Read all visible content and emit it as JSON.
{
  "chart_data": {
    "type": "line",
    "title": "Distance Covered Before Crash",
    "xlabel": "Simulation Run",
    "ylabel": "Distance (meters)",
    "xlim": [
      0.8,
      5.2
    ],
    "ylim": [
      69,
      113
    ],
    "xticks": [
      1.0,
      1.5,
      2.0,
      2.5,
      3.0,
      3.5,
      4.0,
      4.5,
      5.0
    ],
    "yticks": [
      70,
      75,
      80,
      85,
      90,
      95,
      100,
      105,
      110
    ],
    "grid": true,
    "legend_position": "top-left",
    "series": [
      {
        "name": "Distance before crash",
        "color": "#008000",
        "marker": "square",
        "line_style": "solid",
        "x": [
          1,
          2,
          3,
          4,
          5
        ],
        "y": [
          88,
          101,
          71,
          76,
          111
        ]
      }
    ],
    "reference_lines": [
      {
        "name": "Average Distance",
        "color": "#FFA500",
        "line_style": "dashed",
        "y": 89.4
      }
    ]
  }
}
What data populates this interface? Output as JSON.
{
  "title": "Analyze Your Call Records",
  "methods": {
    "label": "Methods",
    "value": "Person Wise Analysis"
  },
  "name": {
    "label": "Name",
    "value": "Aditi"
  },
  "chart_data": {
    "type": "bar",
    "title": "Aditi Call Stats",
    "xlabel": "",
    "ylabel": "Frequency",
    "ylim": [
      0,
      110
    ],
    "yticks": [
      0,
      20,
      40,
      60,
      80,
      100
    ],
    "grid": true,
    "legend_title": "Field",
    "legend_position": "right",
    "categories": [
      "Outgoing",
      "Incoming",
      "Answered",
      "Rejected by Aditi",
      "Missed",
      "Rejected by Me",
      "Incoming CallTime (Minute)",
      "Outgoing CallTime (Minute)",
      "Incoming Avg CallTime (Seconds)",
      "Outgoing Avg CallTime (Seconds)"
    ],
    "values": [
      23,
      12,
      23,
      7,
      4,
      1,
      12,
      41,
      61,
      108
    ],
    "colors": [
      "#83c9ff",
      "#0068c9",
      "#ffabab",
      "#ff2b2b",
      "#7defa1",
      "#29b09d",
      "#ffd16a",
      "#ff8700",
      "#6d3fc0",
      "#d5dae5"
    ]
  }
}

+ + +

**SET EXERCISE:**
Go through the listing and copy all of it exactly.

**EXERCISE RESPONSE:**
Read all visible content and emit it as JSON.
{
  "chart_data": {
    "type": "line",
    "title": "Distance Covered Before Crash",
    "xlabel": "Simulation Run",
    "ylabel": "Distance (meters)",
    "xlim": [
      0.8,
      5.2
    ],
    "ylim": [
      69,
      113
    ],
    "xticks": [
      1.0,
      1.5,
      2.0,
      2.5,
      3.0,
      3.5,
      4.0,
      4.5,
      5.0
    ],
    "yticks": [
      70,
      75,
      80,
      85,
      90,
      95,
      100,
      105,
      110
    ],
    "grid": true,
    "legend_position": "top-left",
    "series": [
      {
        "name": "Distance before crash",
        "color": "#008000",
        "marker": "square",
        "line_style": "solid",
        "x": [
          1,
          2,
          3,
          4,
          5
        ],
        "y": [
          88,
          101,
          71,
          76,
          111
        ]
      }
    ],
    "reference_lines": [
      {
        "name": "Average Distance",
        "color": "#FFA500",
        "line_style": "dashed",
        "y": 89.4
      }
    ]
  }
}
What data populates this interface? Output as JSON.
{
  "title": "Analyze Your Call Records",
  "methods": {
    "label": "Methods",
    "value": "Person Wise Analysis"
  },
  "name": {
    "label": "Name",
    "value": "Aditi"
  },
  "chart_data": {
    "type": "bar",
    "title": "Aditi Call Stats",
    "xlabel": "",
    "ylabel": "Frequency",
    "ylim": [
      0,
      110
    ],
    "yticks": [
      0,
      20,
      40,
      60,
      80,
      100
    ],
    "grid": true,
    "legend_title": "Field",
    "legend_position": "right",
    "categories": [
      "Outgoing",
      "Incoming",
      "Answered",
      "Rejected by Aditi",
      "Missed",
      "Rejected by Me",
      "Incoming CallTime (Minute)",
      "Outgoing CallTime (Minute)",
      "Incoming Avg CallTime (Seconds)",
      "Outgoing Avg CallTime (Seconds)"
    ],
    "values": [
      23,
      12,
      23,
      7,
      4,
      1,
      12,
      41,
      61,
      108
    ],
    "colors": [
      "#83c9ff",
      "#0068c9",
      "#ffabab",
      "#ff2b2b",
      "#7defa1",
      "#29b09d",
      "#ffd16a",
      "#ff8700",
      "#6d3fc0",
      "#d5dae5"
    ]
  }
}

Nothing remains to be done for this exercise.